§ **选定文本**
StyS激酶自磷酸化对Pseudomonas putida B3中靛蓝生物合成的调节作用

Regulatory Effect of StyS Kinase Autophosphorylation on Indigo Biosynthesis in Pseudomonas putida B3

在恶臭假单胞菌Pseudomonas putida B3中,靛蓝生物合成关键酶基因styAB上游存在一个二元调控系统StyS-StyR。StyS蛋白属于激酶家族,是磷酸化信号转导的重要媒介,但激酶StyS的自磷酸化传导机制对靛蓝生物合成的调节作用尚未探明,因此,研究以Pseudomonas putida B3中激酶蛋白StyS作为研究对象,发现了两个磷酸化结合位点,构建了磷酸化位点突变株。通过分析野生菌株P.putida B3、styS基因缺失菌株P.putida B3-ΔstyS、styS基因回补菌株P.putida B3-ΔstyS-8和磷酸化位点突变株P.putida B3-ΔstyS-1之间的靛蓝产量及酶活发现,P.putida B3产量为10.14 mg/L,P.putida B3-ΔstyS-8产量为3.63 mg/L,磷酸化位点突变菌株无激酶活性且失去了产生靛蓝的能力。结果表明,StyS自磷酸化作用在靛蓝发酵体系中起重要作用。研究结果将为靛蓝生物合成途径的进一步研究提供参考。

§ **任务说明**
请将上面关于StyS激酶自磷酸化调节靛蓝生物合成的选定文本逐字完整照录一遍。

从集合中存储的条目:
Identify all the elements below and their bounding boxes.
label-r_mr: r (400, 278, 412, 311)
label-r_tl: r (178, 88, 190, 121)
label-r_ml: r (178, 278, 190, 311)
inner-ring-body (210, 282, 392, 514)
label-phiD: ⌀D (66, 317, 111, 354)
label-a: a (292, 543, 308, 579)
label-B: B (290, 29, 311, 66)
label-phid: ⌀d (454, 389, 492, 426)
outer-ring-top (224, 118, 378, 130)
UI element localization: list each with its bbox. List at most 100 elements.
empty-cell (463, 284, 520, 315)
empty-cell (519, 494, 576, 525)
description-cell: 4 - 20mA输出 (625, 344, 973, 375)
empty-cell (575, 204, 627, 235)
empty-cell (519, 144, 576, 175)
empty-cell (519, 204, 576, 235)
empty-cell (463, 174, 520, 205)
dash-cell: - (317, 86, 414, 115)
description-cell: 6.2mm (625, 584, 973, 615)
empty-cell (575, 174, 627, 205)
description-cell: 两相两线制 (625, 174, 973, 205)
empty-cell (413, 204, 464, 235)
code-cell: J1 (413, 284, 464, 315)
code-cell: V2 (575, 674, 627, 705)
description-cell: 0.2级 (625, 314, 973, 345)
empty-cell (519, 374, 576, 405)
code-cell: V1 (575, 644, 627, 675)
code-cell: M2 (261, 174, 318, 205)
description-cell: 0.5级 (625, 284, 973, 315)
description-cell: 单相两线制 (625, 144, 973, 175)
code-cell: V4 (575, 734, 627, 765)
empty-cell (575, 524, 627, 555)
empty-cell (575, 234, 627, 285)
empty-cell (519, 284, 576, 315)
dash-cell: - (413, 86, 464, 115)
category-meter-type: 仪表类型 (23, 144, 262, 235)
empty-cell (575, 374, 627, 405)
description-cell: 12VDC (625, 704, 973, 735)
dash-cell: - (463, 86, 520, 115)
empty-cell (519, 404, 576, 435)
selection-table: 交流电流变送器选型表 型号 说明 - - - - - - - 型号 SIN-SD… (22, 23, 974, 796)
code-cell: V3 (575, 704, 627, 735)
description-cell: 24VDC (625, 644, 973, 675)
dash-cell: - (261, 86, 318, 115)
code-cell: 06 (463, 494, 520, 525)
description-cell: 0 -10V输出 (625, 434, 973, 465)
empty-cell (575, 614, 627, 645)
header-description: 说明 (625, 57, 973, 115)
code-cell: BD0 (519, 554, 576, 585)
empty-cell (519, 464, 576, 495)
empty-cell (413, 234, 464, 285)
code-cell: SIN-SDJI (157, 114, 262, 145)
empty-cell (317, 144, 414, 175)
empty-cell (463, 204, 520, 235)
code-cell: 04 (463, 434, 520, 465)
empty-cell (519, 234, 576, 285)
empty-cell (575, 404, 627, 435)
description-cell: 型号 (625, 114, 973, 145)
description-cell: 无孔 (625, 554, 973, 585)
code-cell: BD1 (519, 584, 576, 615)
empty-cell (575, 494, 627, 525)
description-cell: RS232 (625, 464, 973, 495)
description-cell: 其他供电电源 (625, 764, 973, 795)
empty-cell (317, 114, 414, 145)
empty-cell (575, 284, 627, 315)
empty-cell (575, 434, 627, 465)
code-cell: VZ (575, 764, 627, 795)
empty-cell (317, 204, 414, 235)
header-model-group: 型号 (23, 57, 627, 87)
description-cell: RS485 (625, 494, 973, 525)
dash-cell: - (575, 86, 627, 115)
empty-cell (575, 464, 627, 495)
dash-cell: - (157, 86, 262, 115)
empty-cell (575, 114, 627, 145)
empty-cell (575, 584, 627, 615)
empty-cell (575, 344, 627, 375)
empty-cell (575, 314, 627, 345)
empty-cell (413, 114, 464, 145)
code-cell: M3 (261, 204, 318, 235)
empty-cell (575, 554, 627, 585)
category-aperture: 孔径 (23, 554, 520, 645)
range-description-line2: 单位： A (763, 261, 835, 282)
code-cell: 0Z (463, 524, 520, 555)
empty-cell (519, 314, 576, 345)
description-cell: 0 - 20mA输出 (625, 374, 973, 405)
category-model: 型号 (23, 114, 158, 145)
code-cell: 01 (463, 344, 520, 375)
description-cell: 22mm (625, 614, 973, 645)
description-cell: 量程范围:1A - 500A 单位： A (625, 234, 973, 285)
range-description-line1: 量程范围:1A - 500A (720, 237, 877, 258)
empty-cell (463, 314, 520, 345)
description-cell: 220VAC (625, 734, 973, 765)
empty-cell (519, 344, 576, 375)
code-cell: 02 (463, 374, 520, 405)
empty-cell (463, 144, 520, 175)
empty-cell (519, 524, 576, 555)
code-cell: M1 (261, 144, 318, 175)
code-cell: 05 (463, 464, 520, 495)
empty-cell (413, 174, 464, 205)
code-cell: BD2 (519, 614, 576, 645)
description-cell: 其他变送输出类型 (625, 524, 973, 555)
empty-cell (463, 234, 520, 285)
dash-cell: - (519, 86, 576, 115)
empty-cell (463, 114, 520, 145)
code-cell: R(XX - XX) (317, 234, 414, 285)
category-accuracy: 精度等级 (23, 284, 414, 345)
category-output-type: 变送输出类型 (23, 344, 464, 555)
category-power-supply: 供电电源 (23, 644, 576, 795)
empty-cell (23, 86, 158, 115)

§ **作答区**
StyS激酶自磷酸化对Pseudomonas putida B3中靛蓝生物合成的调节作用

Regulatory Effect of StyS Kinase Autophosphorylation on Indigo Biosynthesis in Pseudomonas putida B3

在恶臭假单胞菌Pseudomonas putida B3中,靛蓝生物合成关键酶基因styAB上游存在一个二元调控系统StyS-StyR。StyS蛋白属于激酶家族,是磷酸化信号转导的重要媒介,但激酶StyS的自磷酸化传导机制对靛蓝生物合成的调节作用尚未探明,因此,研究以Pseudomonas putida B3中激酶蛋白StyS作为研究对象,发现了两个磷酸化结合位点,构建了磷酸化位点突变株。通过分析野生菌株P.putida B3、styS基因缺失菌株P.putida B3-ΔstyS、styS基因回补菌株P.putida B3-ΔstyS-8和磷酸化位点突变株P.putida B3-ΔstyS-1之间的靛蓝产量及酶活发现,P.putida B3产量为10.14 mg/L,P.putida B3-ΔstyS-8产量为3.63 mg/L,磷酸化位点突变菌株无激酶活性且失去了产生靛蓝的能力。结果表明,StyS自磷酸化作用在靛蓝发酵体系中起重要作用。研究结果将为靛蓝生物合成途径的进一步研究提供参考。